→ **DESCRIPTION OF THE TASK**: Each entry that follows must be output without any deviation.

◇ ◇ ◇ ◇ ◇

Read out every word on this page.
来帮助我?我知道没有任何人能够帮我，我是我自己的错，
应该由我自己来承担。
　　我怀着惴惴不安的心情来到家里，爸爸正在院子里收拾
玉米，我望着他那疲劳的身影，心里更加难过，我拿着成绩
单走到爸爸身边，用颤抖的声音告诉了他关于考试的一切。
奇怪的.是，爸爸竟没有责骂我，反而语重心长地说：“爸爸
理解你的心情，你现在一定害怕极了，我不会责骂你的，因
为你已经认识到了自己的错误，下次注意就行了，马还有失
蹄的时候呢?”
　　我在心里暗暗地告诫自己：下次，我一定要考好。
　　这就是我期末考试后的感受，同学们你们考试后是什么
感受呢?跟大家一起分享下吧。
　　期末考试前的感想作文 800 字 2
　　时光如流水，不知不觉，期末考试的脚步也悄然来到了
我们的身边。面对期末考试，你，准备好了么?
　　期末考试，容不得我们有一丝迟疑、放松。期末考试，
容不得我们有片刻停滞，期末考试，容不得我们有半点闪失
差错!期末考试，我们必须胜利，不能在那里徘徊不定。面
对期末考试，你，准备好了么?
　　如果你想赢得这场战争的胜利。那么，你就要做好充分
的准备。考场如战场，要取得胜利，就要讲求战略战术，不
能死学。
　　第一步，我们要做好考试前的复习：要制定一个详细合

◇ ◇ ◇ ◇ ◇

→ **ANSWER BELOW**:
Read out every word on this page.
来帮助我?我知道没有任何人能够帮我，我是我自己的错，
应该由我自己来承担。
　　我怀着惴惴不安的心情来到家里，爸爸正在院子里收拾
玉米，我望着他那疲劳的身影，心里更加难过，我拿着成绩
单走到爸爸身边，用颤抖的声音告诉了他关于考试的一切。
奇怪的.是，爸爸竟没有责骂我，反而语重心长地说：“爸爸
理解你的心情，你现在一定害怕极了，我不会责骂你的，因
为你已经认识到了自己的错误，下次注意就行了，马还有失
蹄的时候呢?”
　　我在心里暗暗地告诫自己：下次，我一定要考好。
　　这就是我期末考试后的感受，同学们你们考试后是什么
感受呢?跟大家一起分享下吧。
　　期末考试前的感想作文 800 字 2
　　时光如流水，不知不觉，期末考试的脚步也悄然来到了
我们的身边。面对期末考试，你，准备好了么?
　　期末考试，容不得我们有一丝迟疑、放松。期末考试，
容不得我们有片刻停滞，期末考试，容不得我们有半点闪失
差错!期末考试，我们必须胜利，不能在那里徘徊不定。面
对期末考试，你，准备好了么?
　　如果你想赢得这场战争的胜利。那么，你就要做好充分
的准备。考场如战场，要取得胜利，就要讲求战略战术，不
能死学。
　　第一步，我们要做好考试前的复习：要制定一个详细合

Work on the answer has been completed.